What you return should match every record exactly, with the images removed.

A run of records
◇ ◇ ◇ ◇ ◇ ◇ ◇

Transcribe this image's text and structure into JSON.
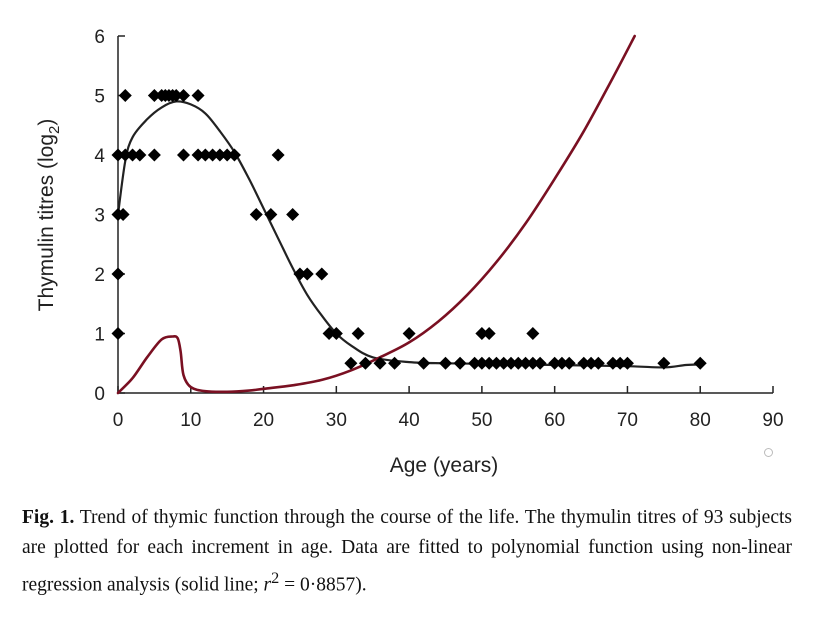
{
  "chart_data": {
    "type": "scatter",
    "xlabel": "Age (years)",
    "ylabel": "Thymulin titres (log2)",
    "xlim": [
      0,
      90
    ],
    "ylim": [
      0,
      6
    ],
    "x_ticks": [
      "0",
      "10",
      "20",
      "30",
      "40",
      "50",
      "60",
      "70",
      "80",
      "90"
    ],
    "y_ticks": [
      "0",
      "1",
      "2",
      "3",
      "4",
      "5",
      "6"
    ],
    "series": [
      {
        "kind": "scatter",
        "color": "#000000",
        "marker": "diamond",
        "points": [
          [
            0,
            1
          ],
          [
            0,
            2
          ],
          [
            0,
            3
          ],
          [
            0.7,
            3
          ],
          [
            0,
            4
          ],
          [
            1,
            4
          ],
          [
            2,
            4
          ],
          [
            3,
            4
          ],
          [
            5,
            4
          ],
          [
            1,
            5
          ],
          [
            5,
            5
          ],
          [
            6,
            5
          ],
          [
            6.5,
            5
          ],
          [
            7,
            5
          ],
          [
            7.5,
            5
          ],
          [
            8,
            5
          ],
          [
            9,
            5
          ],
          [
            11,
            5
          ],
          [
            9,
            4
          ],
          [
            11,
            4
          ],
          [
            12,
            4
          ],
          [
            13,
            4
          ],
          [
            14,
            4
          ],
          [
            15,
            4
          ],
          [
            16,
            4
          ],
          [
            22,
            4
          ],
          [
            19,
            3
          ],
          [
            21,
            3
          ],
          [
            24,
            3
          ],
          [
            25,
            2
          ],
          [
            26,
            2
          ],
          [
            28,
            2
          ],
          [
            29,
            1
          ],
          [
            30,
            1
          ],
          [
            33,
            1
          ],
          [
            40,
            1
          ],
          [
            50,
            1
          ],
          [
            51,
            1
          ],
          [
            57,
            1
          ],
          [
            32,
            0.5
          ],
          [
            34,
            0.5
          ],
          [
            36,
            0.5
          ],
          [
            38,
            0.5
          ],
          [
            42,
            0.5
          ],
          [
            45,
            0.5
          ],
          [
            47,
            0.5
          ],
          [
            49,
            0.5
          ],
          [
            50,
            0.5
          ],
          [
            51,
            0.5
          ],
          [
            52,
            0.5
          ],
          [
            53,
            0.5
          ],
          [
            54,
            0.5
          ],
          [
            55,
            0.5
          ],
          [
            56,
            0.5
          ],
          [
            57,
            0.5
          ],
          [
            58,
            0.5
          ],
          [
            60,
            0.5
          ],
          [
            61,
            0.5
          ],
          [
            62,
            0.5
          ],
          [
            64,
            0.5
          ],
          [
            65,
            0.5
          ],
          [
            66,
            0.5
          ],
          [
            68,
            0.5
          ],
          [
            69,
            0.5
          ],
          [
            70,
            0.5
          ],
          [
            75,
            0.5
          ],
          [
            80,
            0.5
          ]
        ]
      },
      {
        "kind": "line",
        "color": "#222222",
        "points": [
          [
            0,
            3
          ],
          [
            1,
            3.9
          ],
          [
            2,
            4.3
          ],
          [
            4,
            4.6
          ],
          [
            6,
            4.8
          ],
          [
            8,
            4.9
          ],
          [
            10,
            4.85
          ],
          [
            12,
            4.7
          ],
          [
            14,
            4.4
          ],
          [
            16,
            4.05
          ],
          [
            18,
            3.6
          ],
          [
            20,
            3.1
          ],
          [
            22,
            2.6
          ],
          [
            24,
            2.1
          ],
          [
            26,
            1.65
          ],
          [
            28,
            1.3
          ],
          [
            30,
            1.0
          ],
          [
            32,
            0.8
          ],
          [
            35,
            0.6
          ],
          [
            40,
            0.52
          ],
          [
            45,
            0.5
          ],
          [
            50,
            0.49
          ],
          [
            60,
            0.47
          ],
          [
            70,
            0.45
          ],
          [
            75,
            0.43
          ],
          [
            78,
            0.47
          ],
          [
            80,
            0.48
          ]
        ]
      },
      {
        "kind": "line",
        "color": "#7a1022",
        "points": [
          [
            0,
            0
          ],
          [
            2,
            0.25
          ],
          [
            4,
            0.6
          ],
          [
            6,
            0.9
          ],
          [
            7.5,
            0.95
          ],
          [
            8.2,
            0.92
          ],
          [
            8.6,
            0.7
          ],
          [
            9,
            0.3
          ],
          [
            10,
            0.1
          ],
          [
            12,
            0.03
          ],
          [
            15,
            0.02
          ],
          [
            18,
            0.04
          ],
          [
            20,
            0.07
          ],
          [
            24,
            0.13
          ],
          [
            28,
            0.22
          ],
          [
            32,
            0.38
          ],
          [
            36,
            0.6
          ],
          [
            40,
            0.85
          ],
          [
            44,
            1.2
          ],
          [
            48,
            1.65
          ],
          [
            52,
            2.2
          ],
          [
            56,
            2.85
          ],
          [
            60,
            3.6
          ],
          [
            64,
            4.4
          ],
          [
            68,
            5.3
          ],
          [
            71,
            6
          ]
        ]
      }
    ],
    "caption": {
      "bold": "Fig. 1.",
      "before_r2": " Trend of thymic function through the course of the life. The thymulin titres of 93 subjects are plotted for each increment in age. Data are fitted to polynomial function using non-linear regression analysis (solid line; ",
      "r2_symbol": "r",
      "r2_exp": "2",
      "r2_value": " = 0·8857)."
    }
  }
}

◇ ◇ ◇ ◇ ◇ ◇ ◇

[The solution]
Transcribe this image's text and structure into JSON.
{
  "chart_data": {
    "type": "scatter",
    "xlabel": "Age (years)",
    "ylabel": "Thymulin titres (log2)",
    "xlim": [
      0,
      90
    ],
    "ylim": [
      0,
      6
    ],
    "x_ticks": [
      "0",
      "10",
      "20",
      "30",
      "40",
      "50",
      "60",
      "70",
      "80",
      "90"
    ],
    "y_ticks": [
      "0",
      "1",
      "2",
      "3",
      "4",
      "5",
      "6"
    ],
    "series": [
      {
        "kind": "scatter",
        "color": "#000000",
        "marker": "diamond",
        "points": [
          [
            0,
            1
          ],
          [
            0,
            2
          ],
          [
            0,
            3
          ],
          [
            0.7,
            3
          ],
          [
            0,
            4
          ],
          [
            1,
            4
          ],
          [
            2,
            4
          ],
          [
            3,
            4
          ],
          [
            5,
            4
          ],
          [
            1,
            5
          ],
          [
            5,
            5
          ],
          [
            6,
            5
          ],
          [
            6.5,
            5
          ],
          [
            7,
            5
          ],
          [
            7.5,
            5
          ],
          [
            8,
            5
          ],
          [
            9,
            5
          ],
          [
            11,
            5
          ],
          [
            9,
            4
          ],
          [
            11,
            4
          ],
          [
            12,
            4
          ],
          [
            13,
            4
          ],
          [
            14,
            4
          ],
          [
            15,
            4
          ],
          [
            16,
            4
          ],
          [
            22,
            4
          ],
          [
            19,
            3
          ],
          [
            21,
            3
          ],
          [
            24,
            3
          ],
          [
            25,
            2
          ],
          [
            26,
            2
          ],
          [
            28,
            2
          ],
          [
            29,
            1
          ],
          [
            30,
            1
          ],
          [
            33,
            1
          ],
          [
            40,
            1
          ],
          [
            50,
            1
          ],
          [
            51,
            1
          ],
          [
            57,
            1
          ],
          [
            32,
            0.5
          ],
          [
            34,
            0.5
          ],
          [
            36,
            0.5
          ],
          [
            38,
            0.5
          ],
          [
            42,
            0.5
          ],
          [
            45,
            0.5
          ],
          [
            47,
            0.5
          ],
          [
            49,
            0.5
          ],
          [
            50,
            0.5
          ],
          [
            51,
            0.5
          ],
          [
            52,
            0.5
          ],
          [
            53,
            0.5
          ],
          [
            54,
            0.5
          ],
          [
            55,
            0.5
          ],
          [
            56,
            0.5
          ],
          [
            57,
            0.5
          ],
          [
            58,
            0.5
          ],
          [
            60,
            0.5
          ],
          [
            61,
            0.5
          ],
          [
            62,
            0.5
          ],
          [
            64,
            0.5
          ],
          [
            65,
            0.5
          ],
          [
            66,
            0.5
          ],
          [
            68,
            0.5
          ],
          [
            69,
            0.5
          ],
          [
            70,
            0.5
          ],
          [
            75,
            0.5
          ],
          [
            80,
            0.5
          ]
        ]
      },
      {
        "kind": "line",
        "color": "#222222",
        "points": [
          [
            0,
            3
          ],
          [
            1,
            3.9
          ],
          [
            2,
            4.3
          ],
          [
            4,
            4.6
          ],
          [
            6,
            4.8
          ],
          [
            8,
            4.9
          ],
          [
            10,
            4.85
          ],
          [
            12,
            4.7
          ],
          [
            14,
            4.4
          ],
          [
            16,
            4.05
          ],
          [
            18,
            3.6
          ],
          [
            20,
            3.1
          ],
          [
            22,
            2.6
          ],
          [
            24,
            2.1
          ],
          [
            26,
            1.65
          ],
          [
            28,
            1.3
          ],
          [
            30,
            1.0
          ],
          [
            32,
            0.8
          ],
          [
            35,
            0.6
          ],
          [
            40,
            0.52
          ],
          [
            45,
            0.5
          ],
          [
            50,
            0.49
          ],
          [
            60,
            0.47
          ],
          [
            70,
            0.45
          ],
          [
            75,
            0.43
          ],
          [
            78,
            0.47
          ],
          [
            80,
            0.48
          ]
        ]
      },
      {
        "kind": "line",
        "color": "#7a1022",
        "points": [
          [
            0,
            0
          ],
          [
            2,
            0.25
          ],
          [
            4,
            0.6
          ],
          [
            6,
            0.9
          ],
          [
            7.5,
            0.95
          ],
          [
            8.2,
            0.92
          ],
          [
            8.6,
            0.7
          ],
          [
            9,
            0.3
          ],
          [
            10,
            0.1
          ],
          [
            12,
            0.03
          ],
          [
            15,
            0.02
          ],
          [
            18,
            0.04
          ],
          [
            20,
            0.07
          ],
          [
            24,
            0.13
          ],
          [
            28,
            0.22
          ],
          [
            32,
            0.38
          ],
          [
            36,
            0.6
          ],
          [
            40,
            0.85
          ],
          [
            44,
            1.2
          ],
          [
            48,
            1.65
          ],
          [
            52,
            2.2
          ],
          [
            56,
            2.85
          ],
          [
            60,
            3.6
          ],
          [
            64,
            4.4
          ],
          [
            68,
            5.3
          ],
          [
            71,
            6
          ]
        ]
      }
    ],
    "caption": {
      "bold": "Fig. 1.",
      "before_r2": " Trend of thymic function through the course of the life. The thymulin titres of 93 subjects are plotted for each increment in age. Data are fitted to polynomial function using non-linear regression analysis (solid line; ",
      "r2_symbol": "r",
      "r2_exp": "2",
      "r2_value": " = 0·8857)."
    }
  }
}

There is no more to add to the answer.